__What the task asks__: Gather up the lines that contain "support".

__Extracted data__:
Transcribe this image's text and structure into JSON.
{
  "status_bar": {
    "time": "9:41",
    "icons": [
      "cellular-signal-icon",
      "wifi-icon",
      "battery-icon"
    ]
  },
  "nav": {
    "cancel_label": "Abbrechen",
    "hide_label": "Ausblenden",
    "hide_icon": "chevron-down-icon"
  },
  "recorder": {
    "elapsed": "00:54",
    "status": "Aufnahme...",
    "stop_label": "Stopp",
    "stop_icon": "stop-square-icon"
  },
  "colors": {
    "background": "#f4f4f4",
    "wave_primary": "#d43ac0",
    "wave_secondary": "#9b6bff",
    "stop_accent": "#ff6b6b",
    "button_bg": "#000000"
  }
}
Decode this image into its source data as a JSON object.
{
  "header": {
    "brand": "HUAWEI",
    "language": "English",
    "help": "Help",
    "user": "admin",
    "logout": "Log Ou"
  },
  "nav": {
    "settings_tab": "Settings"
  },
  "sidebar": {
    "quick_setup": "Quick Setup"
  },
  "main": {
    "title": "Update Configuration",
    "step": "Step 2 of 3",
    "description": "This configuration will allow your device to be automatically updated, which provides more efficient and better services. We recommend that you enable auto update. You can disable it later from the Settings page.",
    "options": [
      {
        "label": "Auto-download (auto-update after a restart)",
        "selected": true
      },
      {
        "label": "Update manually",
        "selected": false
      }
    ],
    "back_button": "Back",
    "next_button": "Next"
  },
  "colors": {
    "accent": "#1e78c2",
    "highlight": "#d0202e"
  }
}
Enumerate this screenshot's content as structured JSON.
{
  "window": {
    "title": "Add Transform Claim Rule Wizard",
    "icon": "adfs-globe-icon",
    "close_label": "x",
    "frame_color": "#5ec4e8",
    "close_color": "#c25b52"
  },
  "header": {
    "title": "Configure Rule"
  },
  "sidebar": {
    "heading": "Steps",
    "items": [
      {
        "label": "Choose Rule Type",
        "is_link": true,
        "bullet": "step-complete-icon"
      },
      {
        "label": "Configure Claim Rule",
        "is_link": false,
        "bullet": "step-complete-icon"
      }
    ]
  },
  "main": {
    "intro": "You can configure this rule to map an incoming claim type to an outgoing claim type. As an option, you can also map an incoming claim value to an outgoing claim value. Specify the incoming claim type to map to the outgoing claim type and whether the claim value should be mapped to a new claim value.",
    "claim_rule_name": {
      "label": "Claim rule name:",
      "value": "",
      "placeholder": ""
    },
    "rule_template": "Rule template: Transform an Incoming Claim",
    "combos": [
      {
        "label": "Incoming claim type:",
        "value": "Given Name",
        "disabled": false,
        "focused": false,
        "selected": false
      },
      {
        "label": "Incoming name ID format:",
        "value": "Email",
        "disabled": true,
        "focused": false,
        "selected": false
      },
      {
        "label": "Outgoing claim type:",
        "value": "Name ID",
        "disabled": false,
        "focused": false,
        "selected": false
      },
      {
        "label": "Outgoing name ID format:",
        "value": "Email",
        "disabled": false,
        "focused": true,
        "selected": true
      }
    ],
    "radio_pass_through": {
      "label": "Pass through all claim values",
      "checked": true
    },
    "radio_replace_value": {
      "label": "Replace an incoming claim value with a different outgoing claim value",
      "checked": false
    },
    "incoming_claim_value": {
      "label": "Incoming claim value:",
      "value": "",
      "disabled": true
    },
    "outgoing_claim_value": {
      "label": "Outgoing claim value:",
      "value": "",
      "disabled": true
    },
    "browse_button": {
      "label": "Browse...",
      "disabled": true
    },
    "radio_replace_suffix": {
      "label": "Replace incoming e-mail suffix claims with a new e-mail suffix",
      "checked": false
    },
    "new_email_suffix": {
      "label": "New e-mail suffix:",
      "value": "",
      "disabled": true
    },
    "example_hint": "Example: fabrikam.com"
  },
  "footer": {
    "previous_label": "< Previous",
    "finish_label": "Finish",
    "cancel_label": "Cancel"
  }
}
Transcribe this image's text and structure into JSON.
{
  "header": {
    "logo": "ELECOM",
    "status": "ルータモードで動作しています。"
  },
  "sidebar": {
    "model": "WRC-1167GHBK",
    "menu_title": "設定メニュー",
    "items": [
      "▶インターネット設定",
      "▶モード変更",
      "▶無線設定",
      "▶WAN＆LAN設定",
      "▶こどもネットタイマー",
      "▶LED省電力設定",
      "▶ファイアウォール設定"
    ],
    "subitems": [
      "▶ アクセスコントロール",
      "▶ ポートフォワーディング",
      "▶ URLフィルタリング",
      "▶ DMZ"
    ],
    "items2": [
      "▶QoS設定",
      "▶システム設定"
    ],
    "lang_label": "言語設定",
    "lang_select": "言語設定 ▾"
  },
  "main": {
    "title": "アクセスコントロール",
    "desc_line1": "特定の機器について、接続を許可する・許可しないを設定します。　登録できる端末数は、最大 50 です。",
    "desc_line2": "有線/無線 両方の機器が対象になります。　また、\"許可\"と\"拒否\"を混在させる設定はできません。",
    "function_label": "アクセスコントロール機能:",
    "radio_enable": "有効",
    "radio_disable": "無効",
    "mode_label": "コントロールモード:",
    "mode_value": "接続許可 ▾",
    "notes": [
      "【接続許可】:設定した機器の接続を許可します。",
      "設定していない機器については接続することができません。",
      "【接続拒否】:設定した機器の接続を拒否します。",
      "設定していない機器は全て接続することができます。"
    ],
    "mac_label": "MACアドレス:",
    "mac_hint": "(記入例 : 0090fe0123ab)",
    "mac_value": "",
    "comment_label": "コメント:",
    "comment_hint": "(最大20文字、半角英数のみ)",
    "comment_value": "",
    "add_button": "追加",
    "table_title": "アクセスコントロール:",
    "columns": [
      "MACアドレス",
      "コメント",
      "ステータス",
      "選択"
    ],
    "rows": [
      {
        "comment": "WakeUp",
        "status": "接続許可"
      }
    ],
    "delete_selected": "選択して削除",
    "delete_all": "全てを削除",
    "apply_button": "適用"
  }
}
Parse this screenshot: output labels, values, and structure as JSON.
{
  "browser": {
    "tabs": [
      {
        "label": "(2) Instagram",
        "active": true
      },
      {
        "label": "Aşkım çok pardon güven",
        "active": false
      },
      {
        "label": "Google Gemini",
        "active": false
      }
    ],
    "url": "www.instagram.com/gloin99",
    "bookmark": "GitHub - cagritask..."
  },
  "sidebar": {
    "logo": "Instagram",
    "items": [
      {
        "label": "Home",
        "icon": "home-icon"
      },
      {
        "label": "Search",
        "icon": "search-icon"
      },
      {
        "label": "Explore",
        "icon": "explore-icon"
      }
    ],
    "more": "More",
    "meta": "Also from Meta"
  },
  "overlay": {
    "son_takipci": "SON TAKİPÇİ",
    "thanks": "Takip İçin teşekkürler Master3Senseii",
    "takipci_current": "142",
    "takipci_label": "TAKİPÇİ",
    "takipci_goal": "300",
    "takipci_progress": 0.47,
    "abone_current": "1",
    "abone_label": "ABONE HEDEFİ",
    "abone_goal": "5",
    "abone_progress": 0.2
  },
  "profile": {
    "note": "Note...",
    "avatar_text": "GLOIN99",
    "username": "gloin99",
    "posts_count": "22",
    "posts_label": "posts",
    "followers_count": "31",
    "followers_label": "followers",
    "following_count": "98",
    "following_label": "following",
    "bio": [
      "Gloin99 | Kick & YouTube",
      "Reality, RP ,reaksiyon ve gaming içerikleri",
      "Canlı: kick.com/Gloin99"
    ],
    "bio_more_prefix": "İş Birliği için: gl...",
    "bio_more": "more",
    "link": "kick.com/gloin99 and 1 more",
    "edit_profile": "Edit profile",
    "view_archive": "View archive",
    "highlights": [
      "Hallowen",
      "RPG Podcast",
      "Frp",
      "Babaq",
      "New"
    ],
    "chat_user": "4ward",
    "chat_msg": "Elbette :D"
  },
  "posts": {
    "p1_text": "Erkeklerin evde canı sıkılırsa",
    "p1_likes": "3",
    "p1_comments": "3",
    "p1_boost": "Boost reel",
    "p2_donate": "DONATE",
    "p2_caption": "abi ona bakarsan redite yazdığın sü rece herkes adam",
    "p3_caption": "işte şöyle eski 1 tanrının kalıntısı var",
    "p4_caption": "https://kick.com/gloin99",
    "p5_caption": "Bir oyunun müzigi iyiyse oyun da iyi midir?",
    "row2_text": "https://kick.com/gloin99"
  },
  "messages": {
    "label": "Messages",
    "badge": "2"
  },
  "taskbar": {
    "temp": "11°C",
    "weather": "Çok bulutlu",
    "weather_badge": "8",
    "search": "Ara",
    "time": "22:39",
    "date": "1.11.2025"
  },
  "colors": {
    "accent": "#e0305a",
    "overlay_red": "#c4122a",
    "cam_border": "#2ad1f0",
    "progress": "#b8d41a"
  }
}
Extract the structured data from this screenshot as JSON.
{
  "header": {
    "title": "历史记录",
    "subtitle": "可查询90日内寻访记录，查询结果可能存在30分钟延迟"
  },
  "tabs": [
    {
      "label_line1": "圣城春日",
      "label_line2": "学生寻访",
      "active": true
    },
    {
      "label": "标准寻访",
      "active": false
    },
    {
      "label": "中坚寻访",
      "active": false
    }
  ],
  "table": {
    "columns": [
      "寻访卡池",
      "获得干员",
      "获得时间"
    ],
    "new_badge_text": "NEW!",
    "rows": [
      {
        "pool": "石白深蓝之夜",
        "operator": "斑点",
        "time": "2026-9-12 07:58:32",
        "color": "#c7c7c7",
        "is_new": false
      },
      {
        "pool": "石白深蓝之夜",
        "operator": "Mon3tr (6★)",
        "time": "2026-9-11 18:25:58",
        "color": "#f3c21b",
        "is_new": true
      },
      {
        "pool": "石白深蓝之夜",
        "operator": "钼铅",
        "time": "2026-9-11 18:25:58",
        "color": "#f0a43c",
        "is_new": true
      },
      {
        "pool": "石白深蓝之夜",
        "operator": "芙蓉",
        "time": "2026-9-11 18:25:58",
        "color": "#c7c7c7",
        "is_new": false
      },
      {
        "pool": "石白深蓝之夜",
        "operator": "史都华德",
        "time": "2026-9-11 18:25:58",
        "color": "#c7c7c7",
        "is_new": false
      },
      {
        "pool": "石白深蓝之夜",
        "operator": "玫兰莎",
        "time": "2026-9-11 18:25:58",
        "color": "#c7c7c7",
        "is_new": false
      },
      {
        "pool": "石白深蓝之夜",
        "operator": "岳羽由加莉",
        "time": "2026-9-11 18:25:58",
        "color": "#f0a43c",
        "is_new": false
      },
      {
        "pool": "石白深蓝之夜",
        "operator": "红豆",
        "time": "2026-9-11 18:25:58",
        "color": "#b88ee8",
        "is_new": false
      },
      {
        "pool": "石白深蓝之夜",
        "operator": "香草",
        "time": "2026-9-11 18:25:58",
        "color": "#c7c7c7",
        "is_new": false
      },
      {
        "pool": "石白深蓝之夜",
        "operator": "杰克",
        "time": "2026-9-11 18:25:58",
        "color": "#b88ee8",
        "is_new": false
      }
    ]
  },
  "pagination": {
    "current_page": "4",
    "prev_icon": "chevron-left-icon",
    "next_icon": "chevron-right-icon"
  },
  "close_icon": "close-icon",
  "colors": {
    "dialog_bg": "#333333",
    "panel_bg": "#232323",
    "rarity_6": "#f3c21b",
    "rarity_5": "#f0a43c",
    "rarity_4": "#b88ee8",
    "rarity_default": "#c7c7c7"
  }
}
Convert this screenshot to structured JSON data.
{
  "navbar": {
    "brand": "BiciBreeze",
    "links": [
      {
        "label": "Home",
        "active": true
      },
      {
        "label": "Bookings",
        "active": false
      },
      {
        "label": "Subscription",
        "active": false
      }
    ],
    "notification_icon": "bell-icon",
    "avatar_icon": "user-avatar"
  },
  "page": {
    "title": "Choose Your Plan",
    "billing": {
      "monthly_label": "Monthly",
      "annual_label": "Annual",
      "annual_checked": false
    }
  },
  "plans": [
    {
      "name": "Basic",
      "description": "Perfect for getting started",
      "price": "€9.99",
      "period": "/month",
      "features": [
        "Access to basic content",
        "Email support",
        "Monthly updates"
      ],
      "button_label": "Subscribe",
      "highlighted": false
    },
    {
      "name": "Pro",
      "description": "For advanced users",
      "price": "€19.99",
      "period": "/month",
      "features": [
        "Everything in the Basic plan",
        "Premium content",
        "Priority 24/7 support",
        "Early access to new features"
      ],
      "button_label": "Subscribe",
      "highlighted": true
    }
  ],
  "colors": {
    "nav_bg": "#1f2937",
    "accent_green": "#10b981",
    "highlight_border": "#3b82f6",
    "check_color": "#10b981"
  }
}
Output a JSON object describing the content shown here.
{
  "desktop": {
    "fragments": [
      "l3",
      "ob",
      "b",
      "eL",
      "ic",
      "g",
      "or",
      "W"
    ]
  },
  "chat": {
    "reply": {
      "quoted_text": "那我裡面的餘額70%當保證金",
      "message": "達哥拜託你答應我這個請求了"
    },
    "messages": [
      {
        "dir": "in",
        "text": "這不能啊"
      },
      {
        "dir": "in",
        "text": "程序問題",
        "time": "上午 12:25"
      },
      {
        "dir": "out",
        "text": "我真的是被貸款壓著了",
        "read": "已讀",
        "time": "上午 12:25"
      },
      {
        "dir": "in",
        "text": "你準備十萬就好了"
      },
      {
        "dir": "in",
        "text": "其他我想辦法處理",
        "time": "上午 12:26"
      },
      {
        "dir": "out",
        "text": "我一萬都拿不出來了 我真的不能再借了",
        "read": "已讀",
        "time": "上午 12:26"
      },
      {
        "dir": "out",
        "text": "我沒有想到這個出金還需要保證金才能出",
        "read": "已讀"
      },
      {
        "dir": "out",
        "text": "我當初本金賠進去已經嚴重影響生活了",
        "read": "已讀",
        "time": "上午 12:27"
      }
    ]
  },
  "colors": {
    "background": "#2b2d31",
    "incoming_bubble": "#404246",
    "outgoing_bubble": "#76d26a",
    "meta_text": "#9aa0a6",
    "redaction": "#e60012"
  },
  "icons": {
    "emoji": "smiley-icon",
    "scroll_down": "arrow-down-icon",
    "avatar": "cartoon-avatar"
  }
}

__Response to the exercise__:
        "Email support",
        "Priority 24/7 support",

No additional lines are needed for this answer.